----- DATA LINES

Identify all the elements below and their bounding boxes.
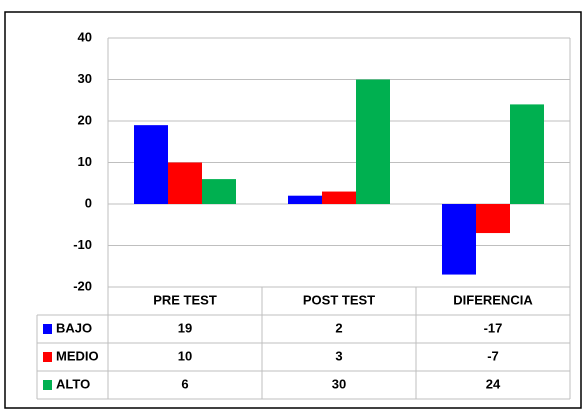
table-value: -17 bbox=[484, 320, 503, 335]
x-tick-label: DIFERENCIA bbox=[453, 292, 533, 307]
bar bbox=[134, 125, 168, 204]
table-value: 3 bbox=[335, 348, 342, 363]
bar bbox=[322, 191, 356, 204]
table-value: 24 bbox=[486, 376, 501, 391]
legend-label: ALTO bbox=[56, 376, 90, 391]
bar bbox=[442, 204, 476, 275]
y-tick-label: 0 bbox=[85, 195, 92, 210]
y-tick-label: -20 bbox=[73, 278, 92, 293]
bar bbox=[288, 195, 322, 204]
legend-swatch bbox=[43, 380, 52, 390]
x-tick-label: PRE TEST bbox=[153, 292, 217, 307]
table-value: -7 bbox=[487, 348, 499, 363]
legend-swatch bbox=[43, 324, 52, 334]
bar bbox=[510, 104, 544, 204]
bar bbox=[202, 179, 236, 204]
x-tick-label: POST TEST bbox=[303, 292, 375, 307]
y-tick-label: 30 bbox=[78, 71, 92, 86]
y-tick-label: 40 bbox=[78, 29, 92, 44]
y-tick-label: 10 bbox=[78, 154, 92, 169]
legend-label: MEDIO bbox=[56, 348, 99, 363]
bar bbox=[356, 79, 390, 204]
bar bbox=[476, 204, 510, 234]
table-value: 19 bbox=[178, 320, 192, 335]
table-value: 6 bbox=[181, 376, 188, 391]
table-value: 10 bbox=[178, 348, 192, 363]
legend-label: BAJO bbox=[56, 320, 92, 335]
legend-swatch bbox=[43, 352, 52, 362]
table-value: 2 bbox=[335, 320, 342, 335]
y-tick-label: -10 bbox=[73, 237, 92, 252]
bar bbox=[168, 162, 202, 204]
table-value: 30 bbox=[332, 376, 346, 391]
y-tick-label: 20 bbox=[78, 112, 92, 127]
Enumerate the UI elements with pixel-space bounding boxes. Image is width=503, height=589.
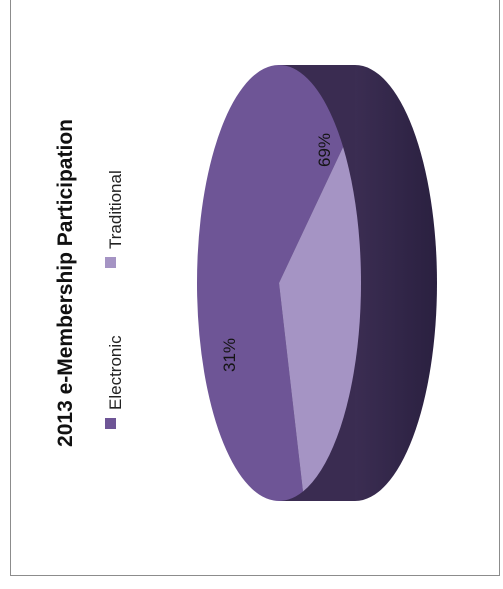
pie-slices	[196, 64, 361, 502]
pie-slice-traditional	[279, 146, 361, 492]
data-label-electronic: 69%	[315, 133, 334, 167]
chart-title: 2013 e-Membership Participation	[54, 119, 77, 447]
legend-swatch-electronic	[105, 418, 116, 429]
legend-label-traditional: Traditional	[106, 170, 125, 249]
data-label-traditional: 31%	[220, 338, 239, 372]
legend-label-electronic: Electronic	[106, 335, 125, 410]
legend-swatch-traditional	[105, 257, 116, 268]
pie-slice-electronic	[196, 64, 344, 502]
legend: Electronic Traditional	[105, 170, 125, 429]
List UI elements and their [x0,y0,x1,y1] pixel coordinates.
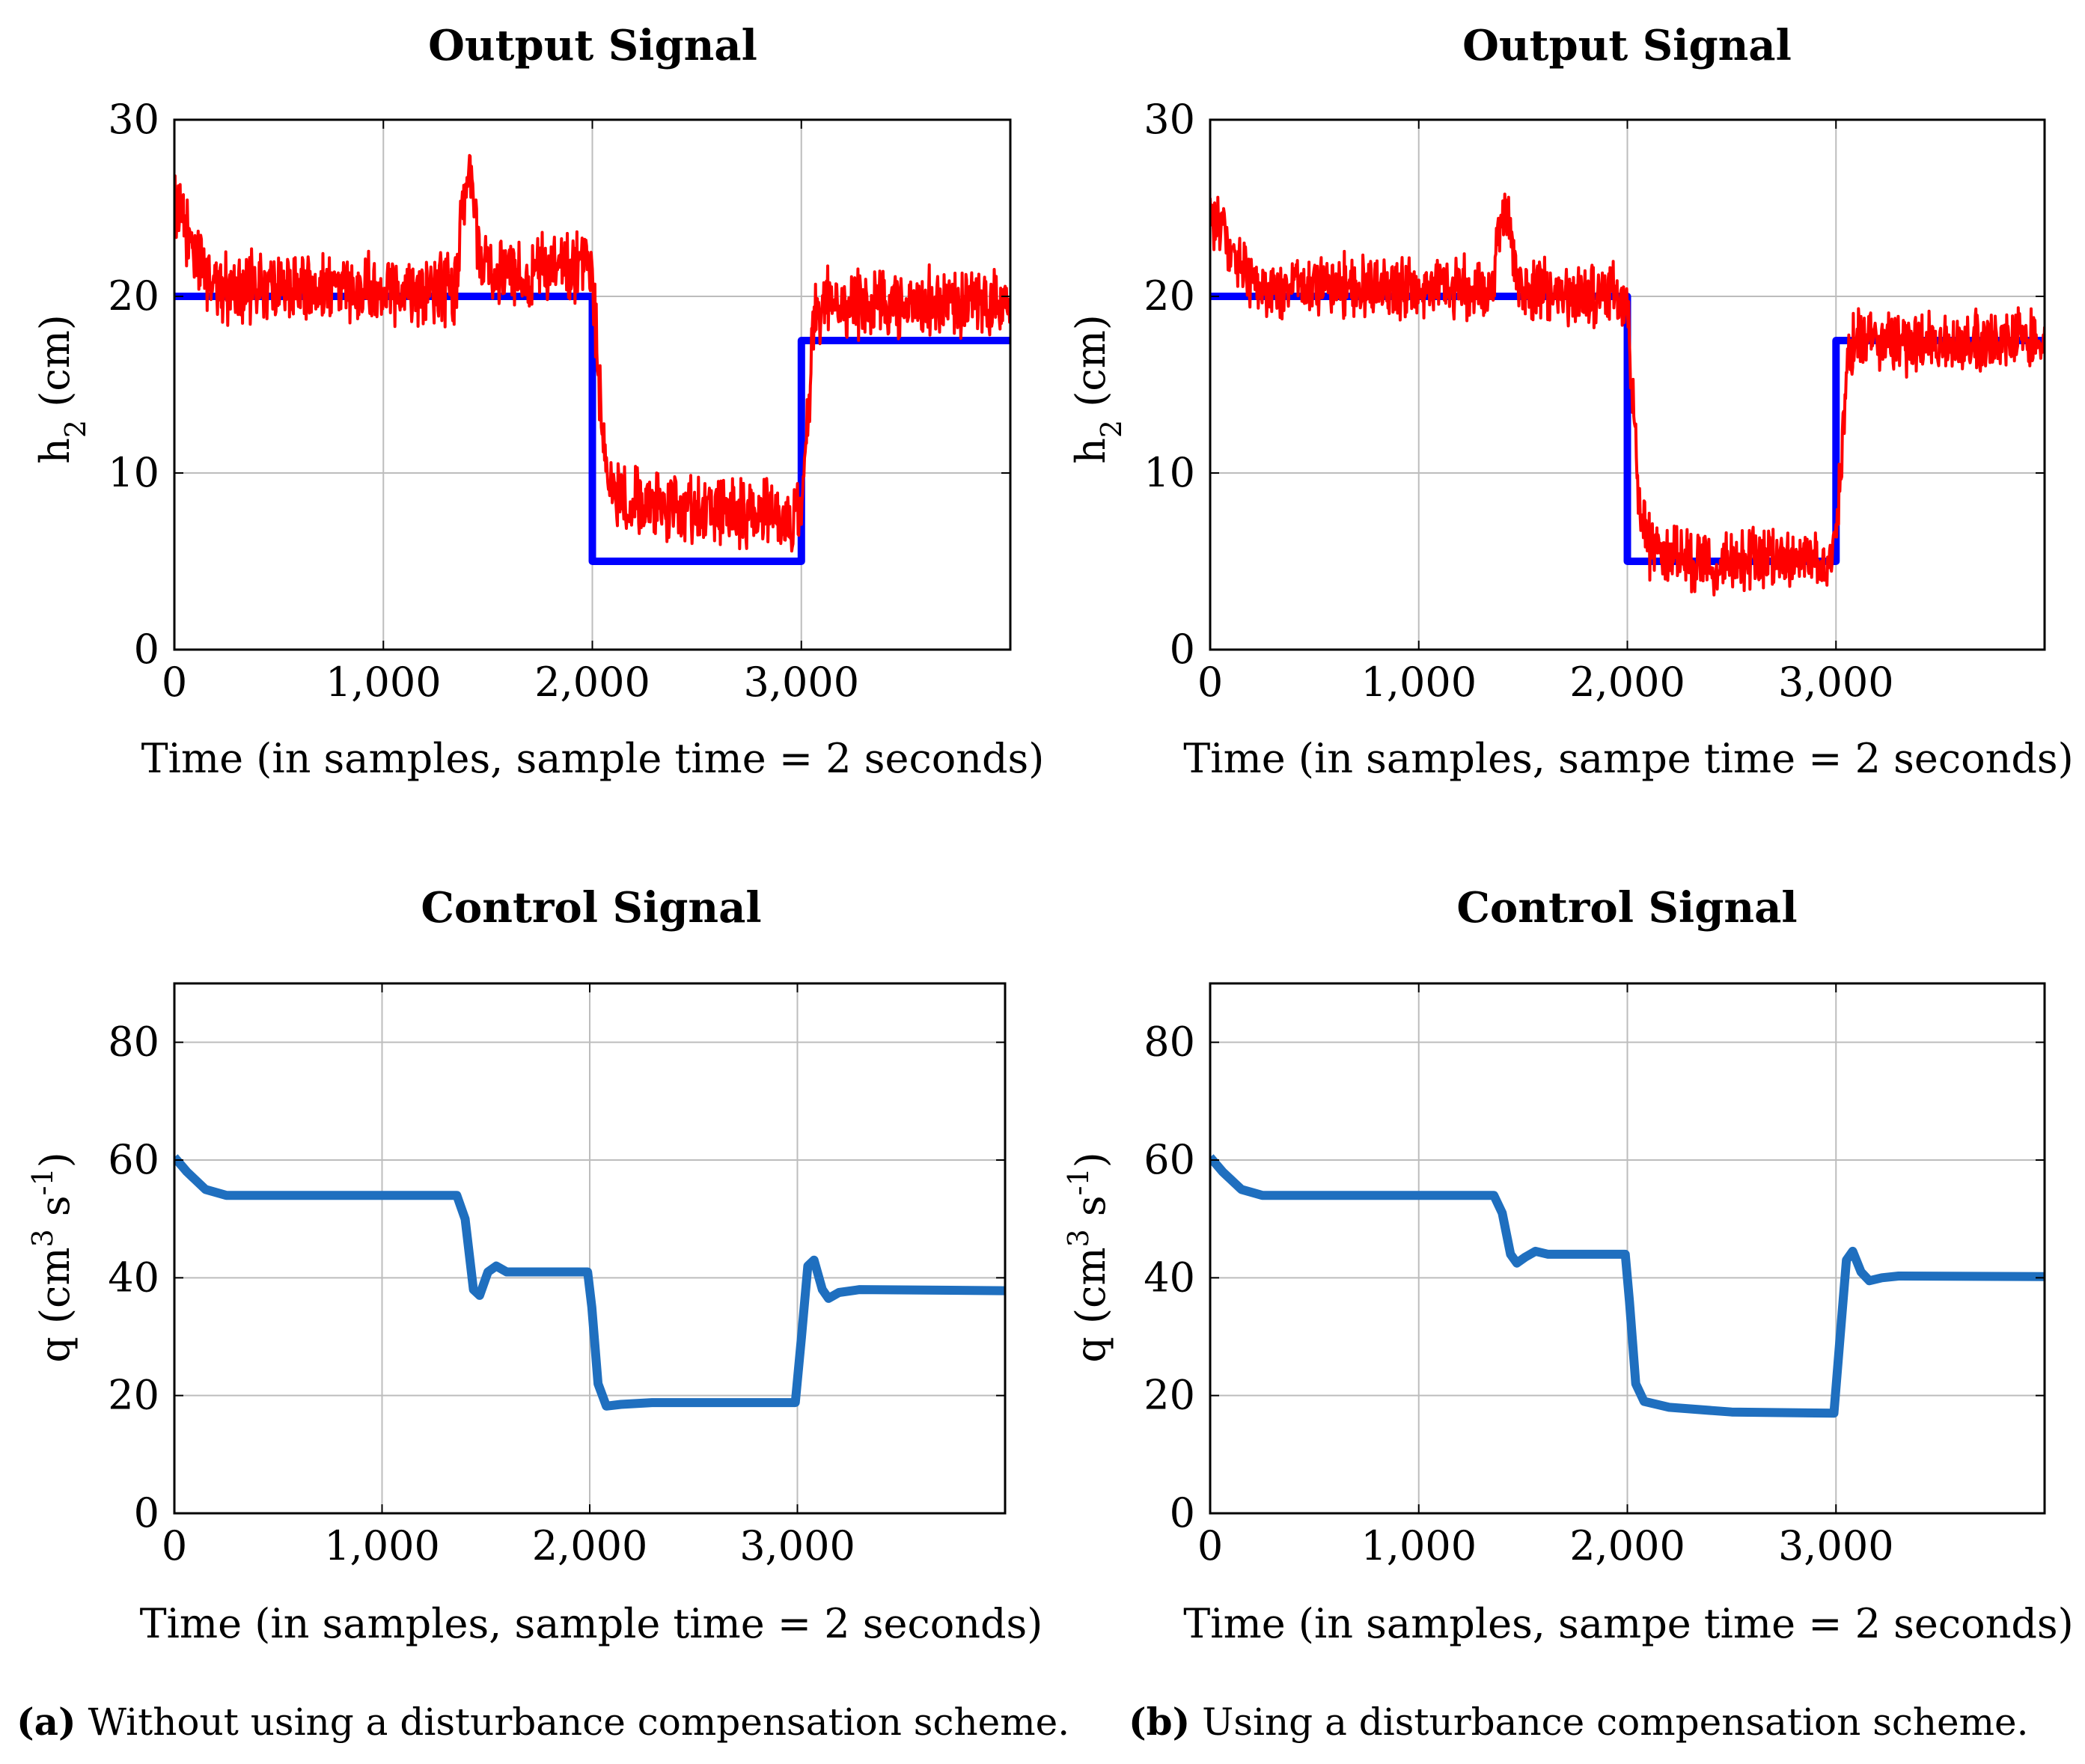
x-tick-label: 2,000 [532,1522,648,1569]
panel-a-output-signal: Output Signal Time (in samples, sample t… [31,21,1044,782]
y-tick-label: 60 [108,1136,159,1183]
y-tick-label: 20 [108,1372,159,1419]
x-axis-label: Time (in samples, sample time = 2 second… [141,735,1045,782]
y-tick-label: 10 [108,449,159,496]
x-tick-label: 0 [162,1522,187,1569]
x-tick-label: 3,000 [1778,1522,1894,1569]
y-axis-label: q (cm3 s-1) [26,1152,79,1362]
x-tick-label: 3,000 [743,659,859,706]
grid [174,983,1005,1513]
y-tick-label: 60 [1144,1136,1195,1183]
caption-a-text: Without using a disturbance compensation… [76,1700,1069,1744]
series-output-line [1210,192,2045,596]
panel-b-control-signal: Control Signal Time (in samples, sampe t… [1062,883,2074,1647]
x-tick-label: 0 [1197,1522,1223,1569]
grid [1210,983,2045,1513]
x-tick-label: 2,000 [1569,659,1685,706]
x-tick-label: 1,000 [324,1522,440,1569]
series-output-line [174,153,1010,553]
x-tick-label: 1,000 [326,659,442,706]
y-tick-label: 10 [1144,449,1195,496]
y-axis-label: h2 (cm) [1067,314,1128,464]
y-tick-label: 40 [108,1254,159,1301]
caption-b-label: (b) [1129,1700,1190,1744]
y-axis-label: h2 (cm) [31,314,92,464]
x-tick-label: 1,000 [1361,659,1477,706]
x-tick-label: 0 [162,659,187,706]
x-tick-label: 3,000 [739,1522,855,1569]
panel-b-output-signal: Output Signal Time (in samples, sampe ti… [1067,21,2074,782]
x-tick-label: 3,000 [1778,659,1894,706]
y-tick-label: 30 [108,96,159,143]
caption-b-text: Using a disturbance compensation scheme. [1190,1700,2028,1744]
y-tick-label: 40 [1144,1254,1195,1301]
x-tick-label: 1,000 [1361,1522,1477,1569]
y-tick-label: 30 [1144,96,1195,143]
y-tick-label: 0 [1170,626,1195,673]
x-axis-label: Time (in samples, sample time = 2 second… [140,1600,1043,1647]
x-axis-label: Time (in samples, sampe time = 2 seconds… [1183,1600,2073,1647]
y-tick-label: 80 [1144,1019,1195,1066]
chart-title: Control Signal [421,883,761,933]
x-tick-label: 2,000 [1569,1522,1685,1569]
chart-title: Output Signal [428,21,757,70]
caption-a: (a) Without using a disturbance compensa… [16,1700,1069,1744]
y-tick-label: 80 [108,1019,159,1066]
caption-a-label: (a) [16,1700,76,1744]
x-axis-label: Time (in samples, sampe time = 2 seconds… [1183,735,2073,782]
chart-title: Output Signal [1462,21,1792,70]
y-tick-label: 0 [134,1489,159,1536]
series-control-line [174,1154,1005,1411]
y-tick-label: 20 [1144,1372,1195,1419]
caption-b: (b) Using a disturbance compensation sch… [1129,1700,2029,1744]
y-tick-label: 20 [108,272,159,320]
y-axis-label: q (cm3 s-1) [1062,1152,1114,1362]
y-tick-label: 0 [1170,1489,1195,1536]
chart-title: Control Signal [1456,883,1797,933]
y-tick-label: 20 [1144,272,1195,320]
x-tick-label: 2,000 [534,659,650,706]
x-tick-label: 0 [1197,659,1223,706]
panel-a-control-signal: Control Signal Time (in samples, sample … [26,883,1042,1647]
series-control-line [1210,1154,2045,1418]
series-reference-line [174,293,1010,565]
y-tick-label: 0 [134,626,159,673]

----------

* _WHAT YOU WILL DO_
Rewrite every line of the material above as a JSON list of strings, one string per line, leaving out blank lines and the pictures.

* _RESULT FOR THIS TASK_
[
  "Identify all the elements below and their bounding boxes.",
  "table-value: -17 bbox=[484, 320, 503, 335]",
  "x-tick-label: DIFERENCIA bbox=[453, 292, 533, 307]",
  "bar bbox=[134, 125, 168, 204]",
  "table-value: 3 bbox=[335, 348, 342, 363]",
  "bar bbox=[322, 191, 356, 204]",
  "table-value: 24 bbox=[486, 376, 501, 391]",
  "legend-label: ALTO bbox=[56, 376, 90, 391]",
  "bar bbox=[442, 204, 476, 275]",
  "y-tick-label: 0 bbox=[85, 195, 92, 210]",
  "y-tick-label: -20 bbox=[73, 278, 92, 293]",
  "bar bbox=[288, 195, 322, 204]",
  "legend-swatch bbox=[43, 380, 52, 390]",
  "x-tick-label: PRE TEST bbox=[153, 292, 217, 307]",
  "table-value: -7 bbox=[487, 348, 499, 363]",
  "legend-swatch bbox=[43, 324, 52, 334]",
  "bar bbox=[510, 104, 544, 204]",
  "bar bbox=[202, 179, 236, 204]",
  "x-tick-label: POST TEST bbox=[303, 292, 375, 307]",
  "y-tick-label: 30 bbox=[78, 71, 92, 86]",
  "y-tick-label: 40 bbox=[78, 29, 92, 44]",
  "y-tick-label: 10 bbox=[78, 154, 92, 169]",
  "legend-label: MEDIO bbox=[56, 348, 99, 363]",
  "bar bbox=[356, 79, 390, 204]",
  "bar bbox=[476, 204, 510, 234]",
  "table-value: 19 bbox=[178, 320, 192, 335]",
  "table-value: 6 bbox=[181, 376, 188, 391]",
  "table-value: 10 bbox=[178, 348, 192, 363]",
  "legend-label: BAJO bbox=[56, 320, 92, 335]",
  "legend-swatch bbox=[43, 352, 52, 362]",
  "table-value: 2 bbox=[335, 320, 342, 335]",
  "y-tick-label: -10 bbox=[73, 237, 92, 252]",
  "bar bbox=[168, 162, 202, 204]",
  "table-value: 30 bbox=[332, 376, 346, 391]",
  "y-tick-label: 20 bbox=[78, 112, 92, 127]",
  "Enumerate the UI elements with pixel-space bounding boxes. Image is width=503, height=589.",
  "pie-slices\t[196, 64, 361, 502]",
  "pie-slice-traditional\t[279, 146, 361, 492]",
  "data-label-electronic: 69%\t[315, 133, 334, 167]",
  "chart-title: 2013 e-Membership Participation\t[54, 119, 77, 447]",
  "legend-swatch-electronic\t[105, 418, 116, 429]",
  "legend-label-traditional: Traditional\t[106, 170, 125, 249]",
  "data-label-traditional: 31%\t[220, 338, 239, 372]",
  "legend-label-electronic: Electronic\t[106, 335, 125, 410]",
  "legend-swatch-traditional\t[105, 257, 116, 268]",
  "pie-slice-electronic\t[196, 64, 344, 502]",
  "legend: Electronic Traditional\t[105, 170, 125, 429]",
  "List UI elements and their [x0,y0,x1,y1] pixel coordinates.",
  "x-tick-label: 2,000 [532,1522,648,1569]",
  "panel-a-output-signal: Output Signal Time (in samples, sample t… [31,21,1044,782]",
  "y-tick-label: 60 [108,1136,159,1183]",
  "y-tick-label: 20 [108,1372,159,1419]",
  "x-axis-label: Time (in samples, sample time = 2 second… [141,735,1045,782]",
  "y-tick-label: 10 [108,449,159,496]",
  "x-tick-label: 0 [162,1522,187,1569]",
  "x-tick-label: 3,000 [1778,1522,1894,1569]",
  "y-axis-label: q (cm3 s-1) [26,1152,79,1362]",
  "x-tick-label: 3,000 [743,659,859,706]",
  "grid [174,983,1005,1513]",
  "y-tick-label: 60 [1144,1136,1195,1183]",
  "caption-a-text: Without using a disturbance compensation… [76,1700,1069,1744]",
  "series-output-line [1210,192,2045,596]",
  "panel-b-control-signal: Control Signal Time (in samples, sampe t… [1062,883,2074,1647]",
  "x-tick-label: 0 [1197,1522,1223,1569]",
  "grid [1210,983,2045,1513]",
  "x-tick-label: 2,000 [1569,659,1685,706]",
  "x-tick-label: 1,000 [324,1522,440,1569]",
  "series-output-line [174,153,1010,553]",
  "x-tick-label: 1,000 [326,659,442,706]",
  "y-tick-label: 10 [1144,449,1195,496]",
  "y-axis-label: h2 (cm) [1067,314,1128,464]",
  "y-tick-label: 40 [108,1254,159,1301]",
  "caption-b-label: (b) [1129,1700,1190,1744]",
  "y-axis-label: h2 (cm) [31,314,92,464]",
  "x-tick-label: 1,000 [1361,659,1477,706]",
  "x-tick-label: 0 [162,659,187,706]",
  "x-tick-label: 3,000 [739,1522,855,1569]",
  "panel-b-output-signal: Output Signal Time (in samples, sampe ti… [1067,21,2074,782]",
  "x-tick-label: 3,000 [1778,659,1894,706]",
  "y-tick-label: 30 [108,96,159,143]",
  "caption-b-text: Using a disturbance compensation scheme. [1190,1700,2028,1744]",
  "y-tick-label: 40 [1144,1254,1195,1301]",
  "x-tick-label: 1,000 [1361,1522,1477,1569]",
  "y-tick-label: 30 [1144,96,1195,143]",
  "y-tick-label: 0 [1170,626,1195,673]",
  "x-axis-label: Time (in samples, sample time = 2 second… [140,1600,1043,1647]",
  "x-axis-label: Time (in samples, sampe time = 2 seconds… [1183,1600,2073,1647]",
  "y-tick-label: 80 [1144,1019,1195,1066]",
  "chart-title: Control Signal [421,883,761,933]",
  "x-tick-label: 2,000 [1569,1522,1685,1569]",
  "chart-title: Output Signal [428,21,757,70]",
  "caption-a: (a) Without using a disturbance compensa… [16,1700,1069,1744]",
  "y-tick-label: 80 [108,1019,159,1066]",
  "caption-a-label: (a) [16,1700,76,1744]",
  "x-axis-label: Time (in samples, sampe time = 2 seconds… [1183,735,2073,782]",
  "chart-title: Output Signal [1462,21,1792,70]",
  "y-tick-label: 0 [134,1489,159,1536]",
  "series-control-line [174,1154,1005,1411]",
  "y-tick-label: 20 [1144,1372,1195,1419]",
  "caption-b: (b) Using a disturbance compensation sch… [1129,1700,2029,1744]",
  "y-tick-label: 20 [108,272,159,320]",
  "y-axis-label: q (cm3 s-1) [1062,1152,1114,1362]",
  "y-tick-label: 0 [1170,1489,1195,1536]",
  "chart-title: Control Signal [1456,883,1797,933]",
  "y-tick-label: 20 [1144,272,1195,320]",
  "x-tick-label: 2,000 [534,659,650,706]",
  "x-tick-label: 0 [1197,659,1223,706]",
  "panel-a-control-signal: Control Signal Time (in samples, sample … [26,883,1042,1647]",
  "series-control-line [1210,1154,2045,1418]",
  "series-reference-line [174,293,1010,565]",
  "y-tick-label: 0 [134,626,159,673]"
]